REQUIRED WORK:
Every record must be retyped as it stands.

SUPPLIED INFORMATION:
*****

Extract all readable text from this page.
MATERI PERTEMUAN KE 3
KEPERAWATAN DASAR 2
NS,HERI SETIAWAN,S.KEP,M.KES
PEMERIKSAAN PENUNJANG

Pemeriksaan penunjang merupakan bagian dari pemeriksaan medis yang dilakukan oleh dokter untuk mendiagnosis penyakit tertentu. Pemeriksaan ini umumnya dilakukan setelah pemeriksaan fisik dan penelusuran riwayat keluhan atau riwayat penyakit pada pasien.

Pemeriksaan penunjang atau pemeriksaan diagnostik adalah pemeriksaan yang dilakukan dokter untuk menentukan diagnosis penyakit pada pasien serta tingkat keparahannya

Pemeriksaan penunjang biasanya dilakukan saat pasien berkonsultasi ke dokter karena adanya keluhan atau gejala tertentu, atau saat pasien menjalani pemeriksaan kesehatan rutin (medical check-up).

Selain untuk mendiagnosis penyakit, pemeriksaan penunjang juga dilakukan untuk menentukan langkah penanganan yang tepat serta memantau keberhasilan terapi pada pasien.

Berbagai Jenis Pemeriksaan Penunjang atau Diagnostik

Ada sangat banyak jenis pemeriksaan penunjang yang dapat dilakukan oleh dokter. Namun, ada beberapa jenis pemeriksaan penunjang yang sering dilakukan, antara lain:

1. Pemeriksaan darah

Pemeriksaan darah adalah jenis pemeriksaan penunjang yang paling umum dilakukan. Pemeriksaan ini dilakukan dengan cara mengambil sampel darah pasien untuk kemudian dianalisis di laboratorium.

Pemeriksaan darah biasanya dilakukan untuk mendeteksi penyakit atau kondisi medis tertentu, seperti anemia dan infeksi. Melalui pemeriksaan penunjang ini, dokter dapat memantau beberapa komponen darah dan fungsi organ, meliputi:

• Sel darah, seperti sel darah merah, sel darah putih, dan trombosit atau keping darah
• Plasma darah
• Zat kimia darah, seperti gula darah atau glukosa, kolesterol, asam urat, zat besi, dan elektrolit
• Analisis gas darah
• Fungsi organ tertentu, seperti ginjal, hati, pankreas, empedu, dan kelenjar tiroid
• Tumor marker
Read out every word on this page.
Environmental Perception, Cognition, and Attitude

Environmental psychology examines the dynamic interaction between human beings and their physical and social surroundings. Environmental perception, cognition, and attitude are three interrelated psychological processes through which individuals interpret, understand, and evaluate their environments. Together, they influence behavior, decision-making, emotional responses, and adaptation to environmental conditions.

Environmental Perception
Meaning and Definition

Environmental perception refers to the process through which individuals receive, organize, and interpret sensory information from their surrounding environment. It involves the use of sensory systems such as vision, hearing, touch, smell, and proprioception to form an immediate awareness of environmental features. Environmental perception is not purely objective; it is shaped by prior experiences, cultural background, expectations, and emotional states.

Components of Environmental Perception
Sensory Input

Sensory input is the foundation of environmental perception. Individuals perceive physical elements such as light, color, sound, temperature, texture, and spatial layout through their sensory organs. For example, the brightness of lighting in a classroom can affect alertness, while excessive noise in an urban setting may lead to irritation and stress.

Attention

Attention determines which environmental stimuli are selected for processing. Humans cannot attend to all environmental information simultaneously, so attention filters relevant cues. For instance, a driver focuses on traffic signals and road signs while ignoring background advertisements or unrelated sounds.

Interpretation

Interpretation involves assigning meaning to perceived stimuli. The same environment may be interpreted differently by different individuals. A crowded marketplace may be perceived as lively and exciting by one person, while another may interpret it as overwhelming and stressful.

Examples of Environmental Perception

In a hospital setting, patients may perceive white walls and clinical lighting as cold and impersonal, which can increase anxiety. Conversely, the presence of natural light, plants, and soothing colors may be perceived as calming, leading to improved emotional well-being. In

*****

OUTPUT FOR THIS TASK:
Extract all readable text from this page.
MATERI PERTEMUAN KE 3
KEPERAWATAN DASAR 2
NS,HERI SETIAWAN,S.KEP,M.KES
PEMERIKSAAN PENUNJANG

Pemeriksaan penunjang merupakan bagian dari pemeriksaan medis yang dilakukan oleh dokter untuk mendiagnosis penyakit tertentu. Pemeriksaan ini umumnya dilakukan setelah pemeriksaan fisik dan penelusuran riwayat keluhan atau riwayat penyakit pada pasien.

Pemeriksaan penunjang atau pemeriksaan diagnostik adalah pemeriksaan yang dilakukan dokter untuk menentukan diagnosis penyakit pada pasien serta tingkat keparahannya

Pemeriksaan penunjang biasanya dilakukan saat pasien berkonsultasi ke dokter karena adanya keluhan atau gejala tertentu, atau saat pasien menjalani pemeriksaan kesehatan rutin (medical check-up).

Selain untuk mendiagnosis penyakit, pemeriksaan penunjang juga dilakukan untuk menentukan langkah penanganan yang tepat serta memantau keberhasilan terapi pada pasien.

Berbagai Jenis Pemeriksaan Penunjang atau Diagnostik

Ada sangat banyak jenis pemeriksaan penunjang yang dapat dilakukan oleh dokter. Namun, ada beberapa jenis pemeriksaan penunjang yang sering dilakukan, antara lain:

1. Pemeriksaan darah

Pemeriksaan darah adalah jenis pemeriksaan penunjang yang paling umum dilakukan. Pemeriksaan ini dilakukan dengan cara mengambil sampel darah pasien untuk kemudian dianalisis di laboratorium.

Pemeriksaan darah biasanya dilakukan untuk mendeteksi penyakit atau kondisi medis tertentu, seperti anemia dan infeksi. Melalui pemeriksaan penunjang ini, dokter dapat memantau beberapa komponen darah dan fungsi organ, meliputi:

• Sel darah, seperti sel darah merah, sel darah putih, dan trombosit atau keping darah
• Plasma darah
• Zat kimia darah, seperti gula darah atau glukosa, kolesterol, asam urat, zat besi, dan elektrolit
• Analisis gas darah
• Fungsi organ tertentu, seperti ginjal, hati, pankreas, empedu, dan kelenjar tiroid
• Tumor marker
Read out every word on this page.
Environmental Perception, Cognition, and Attitude

Environmental psychology examines the dynamic interaction between human beings and their physical and social surroundings. Environmental perception, cognition, and attitude are three interrelated psychological processes through which individuals interpret, understand, and evaluate their environments. Together, they influence behavior, decision-making, emotional responses, and adaptation to environmental conditions.

Environmental Perception
Meaning and Definition

Environmental perception refers to the process through which individuals receive, organize, and interpret sensory information from their surrounding environment. It involves the use of sensory systems such as vision, hearing, touch, smell, and proprioception to form an immediate awareness of environmental features. Environmental perception is not purely objective; it is shaped by prior experiences, cultural background, expectations, and emotional states.

Components of Environmental Perception
Sensory Input

Sensory input is the foundation of environmental perception. Individuals perceive physical elements such as light, color, sound, temperature, texture, and spatial layout through their sensory organs. For example, the brightness of lighting in a classroom can affect alertness, while excessive noise in an urban setting may lead to irritation and stress.

Attention

Attention determines which environmental stimuli are selected for processing. Humans cannot attend to all environmental information simultaneously, so attention filters relevant cues. For instance, a driver focuses on traffic signals and road signs while ignoring background advertisements or unrelated sounds.

Interpretation

Interpretation involves assigning meaning to perceived stimuli. The same environment may be interpreted differently by different individuals. A crowded marketplace may be perceived as lively and exciting by one person, while another may interpret it as overwhelming and stressful.

Examples of Environmental Perception

In a hospital setting, patients may perceive white walls and clinical lighting as cold and impersonal, which can increase anxiety. Conversely, the presence of natural light, plants, and soothing colors may be perceived as calming, leading to improved emotional well-being. In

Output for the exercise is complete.